• Task objective:
Please write out the whole listing below word for word, with every line unchanged.

• Records supplied:
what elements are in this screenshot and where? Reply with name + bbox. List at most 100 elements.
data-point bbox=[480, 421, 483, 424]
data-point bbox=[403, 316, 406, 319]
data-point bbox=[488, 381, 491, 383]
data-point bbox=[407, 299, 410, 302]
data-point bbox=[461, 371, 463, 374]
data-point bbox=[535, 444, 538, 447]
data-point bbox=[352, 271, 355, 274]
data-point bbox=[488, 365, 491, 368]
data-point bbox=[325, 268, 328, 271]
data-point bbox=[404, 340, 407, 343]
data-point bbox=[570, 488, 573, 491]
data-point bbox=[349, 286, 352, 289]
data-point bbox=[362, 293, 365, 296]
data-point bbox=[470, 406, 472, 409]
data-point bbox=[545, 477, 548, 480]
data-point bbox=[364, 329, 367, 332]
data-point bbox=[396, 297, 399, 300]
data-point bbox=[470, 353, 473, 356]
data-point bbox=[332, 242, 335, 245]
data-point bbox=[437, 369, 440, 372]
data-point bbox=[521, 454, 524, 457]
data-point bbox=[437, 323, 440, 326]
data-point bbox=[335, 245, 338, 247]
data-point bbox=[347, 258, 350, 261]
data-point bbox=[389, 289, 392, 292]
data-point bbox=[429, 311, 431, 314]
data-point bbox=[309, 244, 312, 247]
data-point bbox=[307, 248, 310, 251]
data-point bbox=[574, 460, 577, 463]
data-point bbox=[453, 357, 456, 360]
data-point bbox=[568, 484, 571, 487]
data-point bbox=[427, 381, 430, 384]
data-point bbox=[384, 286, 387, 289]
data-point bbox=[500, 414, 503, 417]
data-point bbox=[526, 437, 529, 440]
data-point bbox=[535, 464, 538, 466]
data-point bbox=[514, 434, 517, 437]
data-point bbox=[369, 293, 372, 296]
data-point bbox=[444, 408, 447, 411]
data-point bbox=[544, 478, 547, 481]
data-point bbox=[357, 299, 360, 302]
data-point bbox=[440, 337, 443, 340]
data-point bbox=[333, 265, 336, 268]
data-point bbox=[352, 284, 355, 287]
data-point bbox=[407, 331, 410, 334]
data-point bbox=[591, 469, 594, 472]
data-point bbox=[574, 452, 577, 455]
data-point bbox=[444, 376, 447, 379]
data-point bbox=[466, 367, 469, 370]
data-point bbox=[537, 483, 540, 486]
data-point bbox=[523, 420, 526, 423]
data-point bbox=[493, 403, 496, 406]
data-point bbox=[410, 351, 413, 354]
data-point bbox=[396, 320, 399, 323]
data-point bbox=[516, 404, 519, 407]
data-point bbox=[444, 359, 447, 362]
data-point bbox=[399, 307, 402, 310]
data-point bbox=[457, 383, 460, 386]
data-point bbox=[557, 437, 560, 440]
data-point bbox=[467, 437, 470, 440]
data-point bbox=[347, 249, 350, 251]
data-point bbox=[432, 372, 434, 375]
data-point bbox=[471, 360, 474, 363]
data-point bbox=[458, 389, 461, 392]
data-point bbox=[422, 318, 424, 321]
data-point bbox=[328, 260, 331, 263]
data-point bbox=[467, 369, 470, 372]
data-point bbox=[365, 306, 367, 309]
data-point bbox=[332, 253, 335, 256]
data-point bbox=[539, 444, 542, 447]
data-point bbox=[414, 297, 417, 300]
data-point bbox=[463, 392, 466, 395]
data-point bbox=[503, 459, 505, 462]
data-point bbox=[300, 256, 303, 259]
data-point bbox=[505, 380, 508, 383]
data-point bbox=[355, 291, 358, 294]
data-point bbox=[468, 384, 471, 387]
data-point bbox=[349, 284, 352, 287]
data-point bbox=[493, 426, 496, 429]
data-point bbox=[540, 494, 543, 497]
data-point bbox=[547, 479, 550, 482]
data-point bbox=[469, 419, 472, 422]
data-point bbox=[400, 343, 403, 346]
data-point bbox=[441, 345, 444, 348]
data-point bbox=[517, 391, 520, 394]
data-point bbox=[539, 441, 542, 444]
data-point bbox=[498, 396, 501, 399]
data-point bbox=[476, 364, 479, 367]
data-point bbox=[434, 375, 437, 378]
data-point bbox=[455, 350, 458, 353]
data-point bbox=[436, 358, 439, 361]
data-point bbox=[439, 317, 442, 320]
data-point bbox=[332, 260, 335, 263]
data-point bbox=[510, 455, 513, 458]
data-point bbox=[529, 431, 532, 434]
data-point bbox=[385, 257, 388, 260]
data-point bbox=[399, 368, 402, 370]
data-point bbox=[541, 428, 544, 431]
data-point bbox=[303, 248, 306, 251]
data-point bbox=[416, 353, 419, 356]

• Problem solution:
what elements are in this screenshot and where? Reply with name + bbox. List at most 100 elements.
data-point bbox=[480, 421, 483, 424]
data-point bbox=[403, 316, 406, 319]
data-point bbox=[488, 381, 491, 383]
data-point bbox=[407, 299, 410, 302]
data-point bbox=[461, 371, 463, 374]
data-point bbox=[535, 444, 538, 447]
data-point bbox=[352, 271, 355, 274]
data-point bbox=[488, 365, 491, 368]
data-point bbox=[325, 268, 328, 271]
data-point bbox=[404, 340, 407, 343]
data-point bbox=[570, 488, 573, 491]
data-point bbox=[349, 286, 352, 289]
data-point bbox=[362, 293, 365, 296]
data-point bbox=[470, 406, 472, 409]
data-point bbox=[545, 477, 548, 480]
data-point bbox=[364, 329, 367, 332]
data-point bbox=[396, 297, 399, 300]
data-point bbox=[470, 353, 473, 356]
data-point bbox=[332, 242, 335, 245]
data-point bbox=[437, 369, 440, 372]
data-point bbox=[521, 454, 524, 457]
data-point bbox=[437, 323, 440, 326]
data-point bbox=[335, 245, 338, 247]
data-point bbox=[347, 258, 350, 261]
data-point bbox=[389, 289, 392, 292]
data-point bbox=[429, 311, 431, 314]
data-point bbox=[309, 244, 312, 247]
data-point bbox=[307, 248, 310, 251]
data-point bbox=[574, 460, 577, 463]
data-point bbox=[453, 357, 456, 360]
data-point bbox=[568, 484, 571, 487]
data-point bbox=[427, 381, 430, 384]
data-point bbox=[384, 286, 387, 289]
data-point bbox=[500, 414, 503, 417]
data-point bbox=[526, 437, 529, 440]
data-point bbox=[535, 464, 538, 466]
data-point bbox=[514, 434, 517, 437]
data-point bbox=[369, 293, 372, 296]
data-point bbox=[444, 408, 447, 411]
data-point bbox=[544, 478, 547, 481]
data-point bbox=[357, 299, 360, 302]
data-point bbox=[440, 337, 443, 340]
data-point bbox=[333, 265, 336, 268]
data-point bbox=[352, 284, 355, 287]
data-point bbox=[407, 331, 410, 334]
data-point bbox=[591, 469, 594, 472]
data-point bbox=[574, 452, 577, 455]
data-point bbox=[444, 376, 447, 379]
data-point bbox=[466, 367, 469, 370]
data-point bbox=[537, 483, 540, 486]
data-point bbox=[523, 420, 526, 423]
data-point bbox=[493, 403, 496, 406]
data-point bbox=[410, 351, 413, 354]
data-point bbox=[396, 320, 399, 323]
data-point bbox=[516, 404, 519, 407]
data-point bbox=[444, 359, 447, 362]
data-point bbox=[399, 307, 402, 310]
data-point bbox=[457, 383, 460, 386]
data-point bbox=[557, 437, 560, 440]
data-point bbox=[467, 437, 470, 440]
data-point bbox=[347, 249, 350, 251]
data-point bbox=[432, 372, 434, 375]
data-point bbox=[471, 360, 474, 363]
data-point bbox=[458, 389, 461, 392]
data-point bbox=[422, 318, 424, 321]
data-point bbox=[328, 260, 331, 263]
data-point bbox=[467, 369, 470, 372]
data-point bbox=[365, 306, 367, 309]
data-point bbox=[332, 253, 335, 256]
data-point bbox=[539, 444, 542, 447]
data-point bbox=[414, 297, 417, 300]
data-point bbox=[463, 392, 466, 395]
data-point bbox=[503, 459, 505, 462]
data-point bbox=[300, 256, 303, 259]
data-point bbox=[505, 380, 508, 383]
data-point bbox=[355, 291, 358, 294]
data-point bbox=[468, 384, 471, 387]
data-point bbox=[349, 284, 352, 287]
data-point bbox=[493, 426, 496, 429]
data-point bbox=[540, 494, 543, 497]
data-point bbox=[547, 479, 550, 482]
data-point bbox=[469, 419, 472, 422]
data-point bbox=[400, 343, 403, 346]
data-point bbox=[441, 345, 444, 348]
data-point bbox=[517, 391, 520, 394]
data-point bbox=[539, 441, 542, 444]
data-point bbox=[498, 396, 501, 399]
data-point bbox=[476, 364, 479, 367]
data-point bbox=[434, 375, 437, 378]
data-point bbox=[455, 350, 458, 353]
data-point bbox=[436, 358, 439, 361]
data-point bbox=[439, 317, 442, 320]
data-point bbox=[332, 260, 335, 263]
data-point bbox=[510, 455, 513, 458]
data-point bbox=[529, 431, 532, 434]
data-point bbox=[385, 257, 388, 260]
data-point bbox=[399, 368, 402, 370]
data-point bbox=[541, 428, 544, 431]
data-point bbox=[303, 248, 306, 251]
data-point bbox=[416, 353, 419, 356]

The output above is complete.